[What to work on]:
Copy every line of the records below that holds the word "name".

==========

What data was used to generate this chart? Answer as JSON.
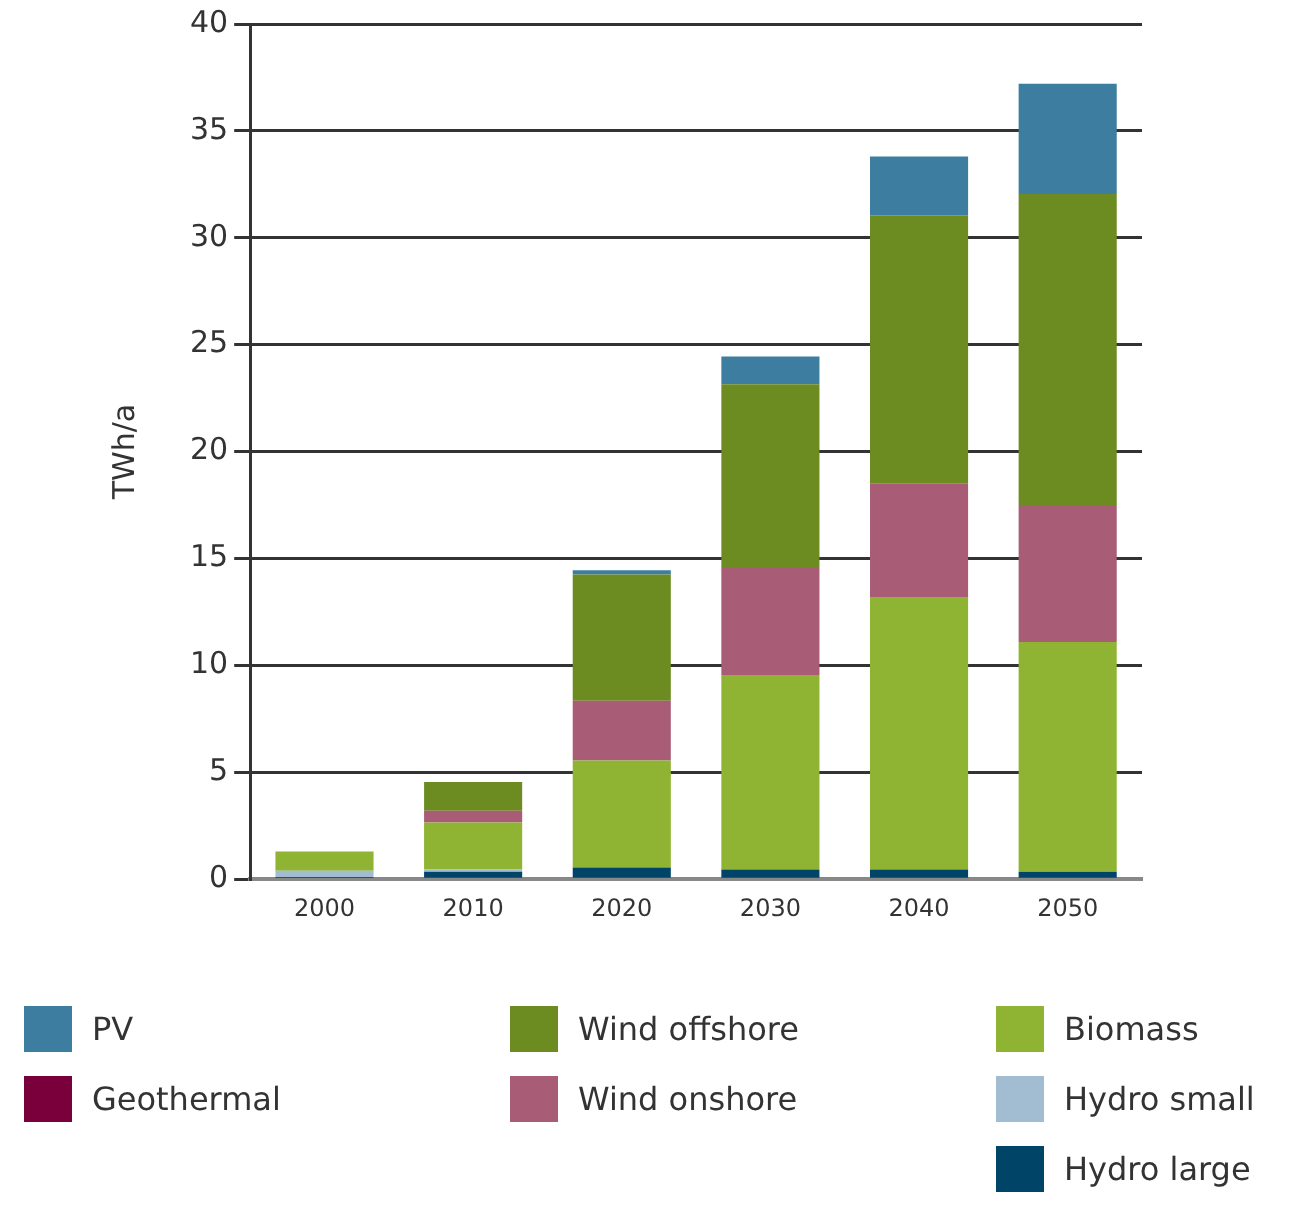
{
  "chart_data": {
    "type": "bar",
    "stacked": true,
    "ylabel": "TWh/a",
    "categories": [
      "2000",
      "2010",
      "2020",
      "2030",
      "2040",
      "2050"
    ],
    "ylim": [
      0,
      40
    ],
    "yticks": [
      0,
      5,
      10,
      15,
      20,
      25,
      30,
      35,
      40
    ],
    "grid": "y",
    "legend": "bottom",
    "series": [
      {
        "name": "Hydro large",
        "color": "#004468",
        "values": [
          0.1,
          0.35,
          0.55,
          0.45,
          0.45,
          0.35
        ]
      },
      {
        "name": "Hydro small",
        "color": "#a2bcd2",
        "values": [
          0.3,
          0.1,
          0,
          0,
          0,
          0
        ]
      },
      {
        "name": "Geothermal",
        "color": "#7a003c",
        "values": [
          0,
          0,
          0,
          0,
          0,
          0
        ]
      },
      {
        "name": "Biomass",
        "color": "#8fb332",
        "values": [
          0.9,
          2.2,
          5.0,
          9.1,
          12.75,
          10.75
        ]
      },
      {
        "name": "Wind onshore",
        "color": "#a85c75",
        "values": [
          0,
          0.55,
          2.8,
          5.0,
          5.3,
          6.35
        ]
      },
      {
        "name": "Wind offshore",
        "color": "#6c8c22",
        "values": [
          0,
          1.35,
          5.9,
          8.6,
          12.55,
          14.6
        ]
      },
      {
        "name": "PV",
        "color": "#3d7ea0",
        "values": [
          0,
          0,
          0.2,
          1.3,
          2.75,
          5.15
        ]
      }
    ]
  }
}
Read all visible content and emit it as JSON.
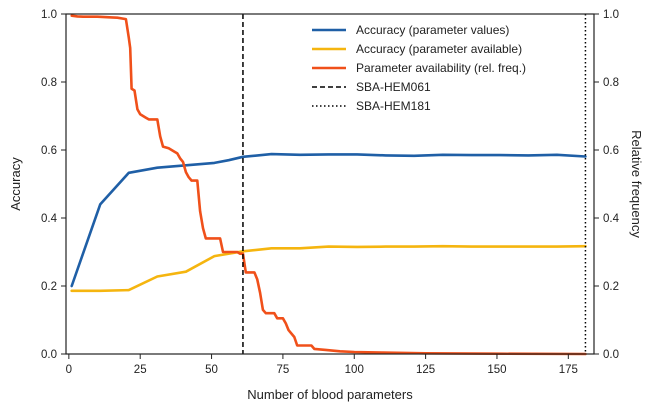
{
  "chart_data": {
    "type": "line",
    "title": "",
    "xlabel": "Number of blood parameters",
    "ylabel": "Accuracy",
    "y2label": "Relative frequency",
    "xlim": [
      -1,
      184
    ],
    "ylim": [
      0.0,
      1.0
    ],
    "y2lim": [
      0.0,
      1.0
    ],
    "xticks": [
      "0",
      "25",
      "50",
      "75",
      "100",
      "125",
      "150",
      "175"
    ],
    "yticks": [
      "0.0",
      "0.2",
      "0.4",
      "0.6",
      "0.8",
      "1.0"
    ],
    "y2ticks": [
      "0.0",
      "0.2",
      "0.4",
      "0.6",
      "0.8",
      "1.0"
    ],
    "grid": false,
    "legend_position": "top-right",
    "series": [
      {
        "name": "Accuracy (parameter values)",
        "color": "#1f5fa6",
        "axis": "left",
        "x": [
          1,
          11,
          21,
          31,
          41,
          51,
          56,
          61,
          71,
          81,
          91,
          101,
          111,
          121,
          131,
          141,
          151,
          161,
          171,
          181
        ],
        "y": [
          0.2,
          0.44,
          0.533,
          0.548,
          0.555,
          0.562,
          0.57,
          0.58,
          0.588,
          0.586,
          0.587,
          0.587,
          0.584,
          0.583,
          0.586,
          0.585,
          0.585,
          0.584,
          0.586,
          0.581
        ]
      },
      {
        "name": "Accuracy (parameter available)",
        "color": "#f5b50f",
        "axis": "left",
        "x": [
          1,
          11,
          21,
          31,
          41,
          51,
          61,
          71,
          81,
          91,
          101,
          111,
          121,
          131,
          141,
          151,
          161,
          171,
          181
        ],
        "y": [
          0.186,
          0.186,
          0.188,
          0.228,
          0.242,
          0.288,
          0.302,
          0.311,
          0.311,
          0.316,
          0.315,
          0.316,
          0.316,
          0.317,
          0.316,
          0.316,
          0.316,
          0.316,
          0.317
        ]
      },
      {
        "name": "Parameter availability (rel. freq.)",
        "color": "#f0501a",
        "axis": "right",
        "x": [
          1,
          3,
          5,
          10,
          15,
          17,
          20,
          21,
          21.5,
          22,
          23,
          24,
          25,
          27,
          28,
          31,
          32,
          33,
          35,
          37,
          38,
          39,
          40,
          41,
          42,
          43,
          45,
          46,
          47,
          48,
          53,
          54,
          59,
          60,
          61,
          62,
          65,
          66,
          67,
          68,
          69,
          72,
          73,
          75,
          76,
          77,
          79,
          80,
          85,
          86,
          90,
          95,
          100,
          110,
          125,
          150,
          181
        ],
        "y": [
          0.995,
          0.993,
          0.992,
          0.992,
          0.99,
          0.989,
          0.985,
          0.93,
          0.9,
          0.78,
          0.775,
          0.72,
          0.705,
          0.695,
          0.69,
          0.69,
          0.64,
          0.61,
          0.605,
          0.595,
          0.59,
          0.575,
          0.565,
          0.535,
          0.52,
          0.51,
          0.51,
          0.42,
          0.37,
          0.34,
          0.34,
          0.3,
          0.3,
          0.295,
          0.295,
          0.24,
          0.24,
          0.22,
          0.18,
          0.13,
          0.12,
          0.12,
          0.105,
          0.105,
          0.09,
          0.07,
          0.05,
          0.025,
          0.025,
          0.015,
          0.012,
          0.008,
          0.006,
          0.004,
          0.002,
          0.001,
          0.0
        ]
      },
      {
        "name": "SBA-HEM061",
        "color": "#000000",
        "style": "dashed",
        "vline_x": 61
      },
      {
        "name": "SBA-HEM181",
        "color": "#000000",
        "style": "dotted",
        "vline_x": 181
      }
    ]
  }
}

==========

[Finished task]:
        "name": "Hydro large",
        "name": "Hydro small",
        "name": "Geothermal",
        "name": "Biomass",
        "name": "Wind onshore",
        "name": "Wind offshore",
        "name": "PV",
        "name": "Accuracy (parameter values)",
        "name": "Accuracy (parameter available)",
        "name": "Parameter availability (rel. freq.)",
        "name": "SBA-HEM061",
        "name": "SBA-HEM181",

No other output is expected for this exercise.